We believe that our findings could enhance patient stratification, even in preoperative decision-making. The impact of neoadjuvant chemotherapy on locally advanced CRC is being increasingly investigated. A recent randomized trial reported no additional benefit for perioperative chemotherapy in patients who were clinically diagnosed as high-risk, such as T3, T4, and/or N2 colon cancer on preoperative CT scan. Nevertheless, identifying a subgroup of patients who could benefit from this strategy is warranted22. In this respect, preoperative imaging biomarkers that can stratify high-risk groups are essential, and the clinical usefulness of visceral fat-derived classification needs to be investigated in the future.

Entries from a collection:
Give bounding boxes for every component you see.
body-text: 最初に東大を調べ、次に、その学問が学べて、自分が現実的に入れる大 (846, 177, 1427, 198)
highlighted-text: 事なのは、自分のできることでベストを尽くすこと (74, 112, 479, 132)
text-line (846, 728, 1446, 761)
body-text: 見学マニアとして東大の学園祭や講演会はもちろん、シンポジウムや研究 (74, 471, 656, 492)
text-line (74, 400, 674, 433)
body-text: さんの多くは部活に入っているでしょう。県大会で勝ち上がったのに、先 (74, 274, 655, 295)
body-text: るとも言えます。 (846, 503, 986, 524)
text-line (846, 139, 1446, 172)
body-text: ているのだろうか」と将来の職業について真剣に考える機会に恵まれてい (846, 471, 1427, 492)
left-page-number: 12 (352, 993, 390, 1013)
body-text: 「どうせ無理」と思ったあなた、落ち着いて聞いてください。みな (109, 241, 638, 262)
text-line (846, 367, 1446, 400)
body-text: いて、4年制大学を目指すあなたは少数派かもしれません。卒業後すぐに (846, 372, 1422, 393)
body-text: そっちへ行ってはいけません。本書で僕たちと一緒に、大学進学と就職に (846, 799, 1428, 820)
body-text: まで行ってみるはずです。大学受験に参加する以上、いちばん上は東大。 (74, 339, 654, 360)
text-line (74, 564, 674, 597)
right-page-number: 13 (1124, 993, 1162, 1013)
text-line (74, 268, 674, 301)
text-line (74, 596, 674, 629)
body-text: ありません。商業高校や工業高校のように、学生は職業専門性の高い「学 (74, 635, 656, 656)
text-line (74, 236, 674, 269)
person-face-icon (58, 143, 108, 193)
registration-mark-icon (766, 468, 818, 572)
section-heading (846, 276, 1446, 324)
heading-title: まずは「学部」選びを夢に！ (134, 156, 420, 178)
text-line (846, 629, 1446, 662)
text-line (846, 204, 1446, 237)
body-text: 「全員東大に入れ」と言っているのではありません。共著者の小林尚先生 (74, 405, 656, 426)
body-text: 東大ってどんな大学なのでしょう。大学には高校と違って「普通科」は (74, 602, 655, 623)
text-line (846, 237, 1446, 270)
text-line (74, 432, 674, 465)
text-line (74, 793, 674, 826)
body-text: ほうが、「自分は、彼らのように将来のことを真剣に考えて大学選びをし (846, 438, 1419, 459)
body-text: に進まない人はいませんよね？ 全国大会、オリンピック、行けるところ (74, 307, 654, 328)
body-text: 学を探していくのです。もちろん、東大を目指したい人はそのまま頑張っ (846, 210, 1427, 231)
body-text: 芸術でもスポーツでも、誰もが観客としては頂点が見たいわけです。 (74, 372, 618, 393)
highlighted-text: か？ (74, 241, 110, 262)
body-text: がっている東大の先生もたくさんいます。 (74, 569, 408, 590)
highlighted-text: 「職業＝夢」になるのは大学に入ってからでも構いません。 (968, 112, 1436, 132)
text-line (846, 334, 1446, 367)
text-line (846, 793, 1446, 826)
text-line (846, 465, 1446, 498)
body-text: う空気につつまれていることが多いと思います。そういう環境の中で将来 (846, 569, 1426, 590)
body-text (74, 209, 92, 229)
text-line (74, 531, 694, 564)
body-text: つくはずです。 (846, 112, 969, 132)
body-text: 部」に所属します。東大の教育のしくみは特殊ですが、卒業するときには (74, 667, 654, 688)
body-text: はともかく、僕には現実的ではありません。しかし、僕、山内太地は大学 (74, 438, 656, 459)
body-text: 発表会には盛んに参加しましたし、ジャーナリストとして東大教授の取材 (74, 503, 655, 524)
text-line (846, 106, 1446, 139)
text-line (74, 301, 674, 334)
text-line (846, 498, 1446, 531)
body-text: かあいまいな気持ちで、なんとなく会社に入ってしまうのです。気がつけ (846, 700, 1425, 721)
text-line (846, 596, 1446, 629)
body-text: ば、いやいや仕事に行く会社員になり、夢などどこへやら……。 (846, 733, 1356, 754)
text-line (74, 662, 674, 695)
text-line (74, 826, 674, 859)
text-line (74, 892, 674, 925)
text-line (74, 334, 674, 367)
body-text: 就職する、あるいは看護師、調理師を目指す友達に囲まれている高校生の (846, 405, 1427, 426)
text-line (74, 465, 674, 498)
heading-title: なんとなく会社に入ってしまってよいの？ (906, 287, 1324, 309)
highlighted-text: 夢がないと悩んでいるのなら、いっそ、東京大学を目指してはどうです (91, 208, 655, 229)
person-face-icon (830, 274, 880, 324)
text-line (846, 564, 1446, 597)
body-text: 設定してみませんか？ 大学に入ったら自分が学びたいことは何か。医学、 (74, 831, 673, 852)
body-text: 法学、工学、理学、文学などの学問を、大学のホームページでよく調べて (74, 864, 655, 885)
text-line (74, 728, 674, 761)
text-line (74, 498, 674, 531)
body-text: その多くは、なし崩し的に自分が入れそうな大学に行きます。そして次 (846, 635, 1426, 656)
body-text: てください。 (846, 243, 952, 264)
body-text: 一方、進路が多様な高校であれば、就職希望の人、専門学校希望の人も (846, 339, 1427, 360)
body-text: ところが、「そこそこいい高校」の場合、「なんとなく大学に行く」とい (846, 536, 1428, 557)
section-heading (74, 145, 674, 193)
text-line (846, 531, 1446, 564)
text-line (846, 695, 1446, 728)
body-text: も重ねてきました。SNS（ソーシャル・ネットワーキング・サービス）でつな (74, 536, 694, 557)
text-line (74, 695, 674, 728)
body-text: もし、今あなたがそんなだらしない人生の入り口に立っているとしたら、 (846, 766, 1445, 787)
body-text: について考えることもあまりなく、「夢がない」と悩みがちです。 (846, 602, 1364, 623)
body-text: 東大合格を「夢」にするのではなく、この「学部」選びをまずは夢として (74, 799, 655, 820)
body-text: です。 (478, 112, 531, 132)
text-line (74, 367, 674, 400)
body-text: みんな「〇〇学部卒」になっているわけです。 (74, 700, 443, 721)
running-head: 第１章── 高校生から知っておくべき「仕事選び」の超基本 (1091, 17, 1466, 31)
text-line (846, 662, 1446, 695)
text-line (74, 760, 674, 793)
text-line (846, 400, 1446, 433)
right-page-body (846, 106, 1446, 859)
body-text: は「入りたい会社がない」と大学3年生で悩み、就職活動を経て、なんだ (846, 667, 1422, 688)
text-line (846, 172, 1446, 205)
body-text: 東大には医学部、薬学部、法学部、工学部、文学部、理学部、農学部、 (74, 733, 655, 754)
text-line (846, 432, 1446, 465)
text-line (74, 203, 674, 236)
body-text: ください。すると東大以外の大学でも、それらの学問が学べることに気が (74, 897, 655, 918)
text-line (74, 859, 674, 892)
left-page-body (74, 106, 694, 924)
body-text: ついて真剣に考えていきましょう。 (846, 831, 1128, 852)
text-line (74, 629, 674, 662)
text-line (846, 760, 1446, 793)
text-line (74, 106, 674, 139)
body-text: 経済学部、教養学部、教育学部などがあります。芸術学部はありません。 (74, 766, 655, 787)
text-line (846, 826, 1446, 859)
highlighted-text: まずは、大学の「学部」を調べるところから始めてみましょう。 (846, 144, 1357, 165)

▶ [Problem set]
a: For each statement, say whether it agrees with the colorectal cancer passage, and quote the words from the passage that decide it.
(i) The recent randomized trial found that perioperative chemotherapy gave additional benefit to high-risk patients.
(ii) In that trial, patients were clinically diagnosed as high-risk on preoperative CT scan.
(iii) The clinical usefulness of visceral fat-derived classification has already been established.
b: Write a continuation of the colorectal cancer passage that picks up after its final sentence.
The listing has no connection to the colorectal cancer passage.

▶ [Task responses]
a:
(i) No: "reported no additional benefit for perioperative chemotherapy in patients who were clinically diagnosed as high-risk"
(ii) Yes: "clinically diagnosed as high-risk, such as T3, T4, and/or N2 colon cancer on preoperative CT scan"
(iii) No: "the clinical usefulness of visceral fat-derived classification needs to be investigated in the future"

b:
This study had some limitations. This was a retrospective single-center study; thus, selection bias was inevitable. In addition, cutoff values of rVAT and VAT-SUV were derived and evaluated in the same patient population. Further validation is required by a multicenter study involving a large number of patients. Finally, we did not consider recurrence-associated outcomes, such as progression-free survival.

In the present study, we demonstrated that rVAT and VAT-SUV could have prognostic importance in a sex-specific manner and that the combination of rVAT and VAT-SUV could discriminate patient survival in more detail, especially in female patients. Thus, we propose a new stratification system that integrates the sex of the patient, quantity, and glucose uptake of visceral fat in patients with CRC.